Rows from a dataset:
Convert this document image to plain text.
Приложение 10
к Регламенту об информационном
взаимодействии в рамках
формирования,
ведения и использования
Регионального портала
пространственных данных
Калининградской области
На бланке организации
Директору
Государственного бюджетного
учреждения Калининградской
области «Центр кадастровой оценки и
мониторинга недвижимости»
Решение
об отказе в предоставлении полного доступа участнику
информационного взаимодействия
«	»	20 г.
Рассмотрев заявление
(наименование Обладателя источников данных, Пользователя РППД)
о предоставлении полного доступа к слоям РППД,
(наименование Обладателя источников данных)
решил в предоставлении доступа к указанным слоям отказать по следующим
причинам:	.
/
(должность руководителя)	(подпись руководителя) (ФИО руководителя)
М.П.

STATED GOAL: Extract each record, keeping it identical to the original.

THE COMPLETED TASK:
Convert this document image to plain text.
Приложение 10
к Регламенту об информационном
взаимодействии в рамках
формирования,
ведения и использования
Регионального портала
пространственных данных
Калининградской области
На бланке организации
Директору
Государственного бюджетного
учреждения Калининградской
области «Центр кадастровой оценки и
мониторинга недвижимости»
Решение
об отказе в предоставлении полного доступа участнику
информационного взаимодействия
«	»	20 г.
Рассмотрев заявление
(наименование Обладателя источников данных, Пользователя РППД)
о предоставлении полного доступа к слоям РППД,
(наименование Обладателя источников данных)
решил в предоставлении доступа к указанным слоям отказать по следующим
причинам:	.
/
(должность руководителя)	(подпись руководителя) (ФИО руководителя)
М.П.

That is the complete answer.